Without the pictures, copy the entries below word for word.
※ ※ ※
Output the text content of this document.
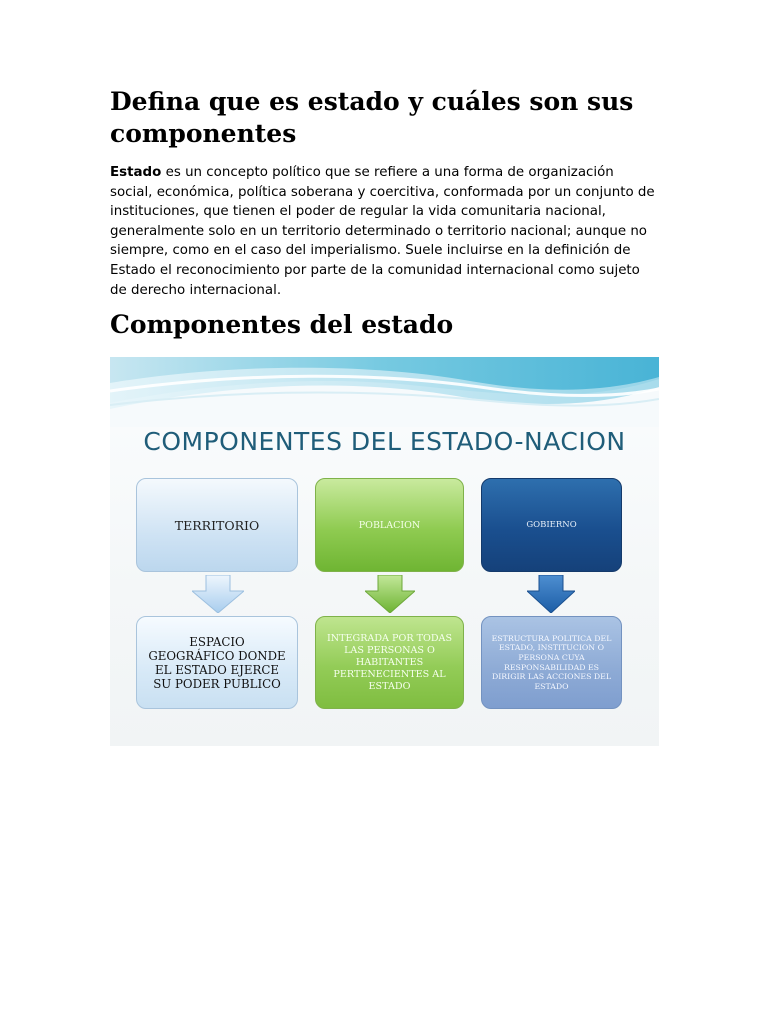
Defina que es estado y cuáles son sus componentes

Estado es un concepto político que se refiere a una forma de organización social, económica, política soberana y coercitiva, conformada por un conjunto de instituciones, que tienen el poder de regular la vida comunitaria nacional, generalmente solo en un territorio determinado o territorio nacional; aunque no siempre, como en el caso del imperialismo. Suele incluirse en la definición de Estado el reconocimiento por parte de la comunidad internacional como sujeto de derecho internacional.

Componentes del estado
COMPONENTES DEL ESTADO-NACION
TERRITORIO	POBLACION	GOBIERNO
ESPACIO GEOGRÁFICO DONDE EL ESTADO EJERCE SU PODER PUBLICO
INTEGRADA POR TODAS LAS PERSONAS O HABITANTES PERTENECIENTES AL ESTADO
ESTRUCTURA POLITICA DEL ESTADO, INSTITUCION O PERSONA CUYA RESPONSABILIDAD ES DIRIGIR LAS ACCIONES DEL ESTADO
※ ※ ※
- _The solution_:
Output the text content of this document.
Defina que es estado y cuáles son sus componentes

Estado es un concepto político que se refiere a una forma de organización social, económica, política soberana y coercitiva, conformada por un conjunto de instituciones, que tienen el poder de regular la vida comunitaria nacional, generalmente solo en un territorio determinado o territorio nacional; aunque no siempre, como en el caso del imperialismo. Suele incluirse en la definición de Estado el reconocimiento por parte de la comunidad internacional como sujeto de derecho internacional.

Componentes del estado
COMPONENTES DEL ESTADO-NACION
TERRITORIO	POBLACION	GOBIERNO
ESPACIO GEOGRÁFICO DONDE EL ESTADO EJERCE SU PODER PUBLICO
INTEGRADA POR TODAS LAS PERSONAS O HABITANTES PERTENECIENTES AL ESTADO
ESTRUCTURA POLITICA DEL ESTADO, INSTITUCION O PERSONA CUYA RESPONSABILIDAD ES DIRIGIR LAS ACCIONES DEL ESTADO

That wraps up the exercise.